--- START Data shown ---

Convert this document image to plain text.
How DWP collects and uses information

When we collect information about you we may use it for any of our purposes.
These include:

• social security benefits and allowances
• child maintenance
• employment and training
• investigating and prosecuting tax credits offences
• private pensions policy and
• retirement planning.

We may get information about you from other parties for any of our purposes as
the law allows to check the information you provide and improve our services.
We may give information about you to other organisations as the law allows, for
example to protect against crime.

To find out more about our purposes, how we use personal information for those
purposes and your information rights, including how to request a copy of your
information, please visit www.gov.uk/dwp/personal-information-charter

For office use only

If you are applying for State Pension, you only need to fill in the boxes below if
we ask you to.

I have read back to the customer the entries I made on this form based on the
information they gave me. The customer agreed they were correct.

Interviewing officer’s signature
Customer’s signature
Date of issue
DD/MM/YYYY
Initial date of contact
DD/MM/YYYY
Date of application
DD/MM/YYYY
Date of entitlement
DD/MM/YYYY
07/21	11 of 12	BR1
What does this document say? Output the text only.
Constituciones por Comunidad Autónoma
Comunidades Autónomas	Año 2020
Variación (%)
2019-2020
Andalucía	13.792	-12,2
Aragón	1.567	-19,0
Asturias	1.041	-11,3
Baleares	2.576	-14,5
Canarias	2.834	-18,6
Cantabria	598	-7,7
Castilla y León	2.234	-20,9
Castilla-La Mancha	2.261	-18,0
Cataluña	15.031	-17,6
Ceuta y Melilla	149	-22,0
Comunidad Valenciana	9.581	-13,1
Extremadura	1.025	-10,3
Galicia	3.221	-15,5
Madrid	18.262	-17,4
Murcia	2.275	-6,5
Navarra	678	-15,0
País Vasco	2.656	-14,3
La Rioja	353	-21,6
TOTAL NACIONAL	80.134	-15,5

--- END Data shown ---

> _Exercise prompt_
Using the listing above, show each line holding the string "signature".

> _Exercise solution_
Interviewing officer’s signature
Customer’s signature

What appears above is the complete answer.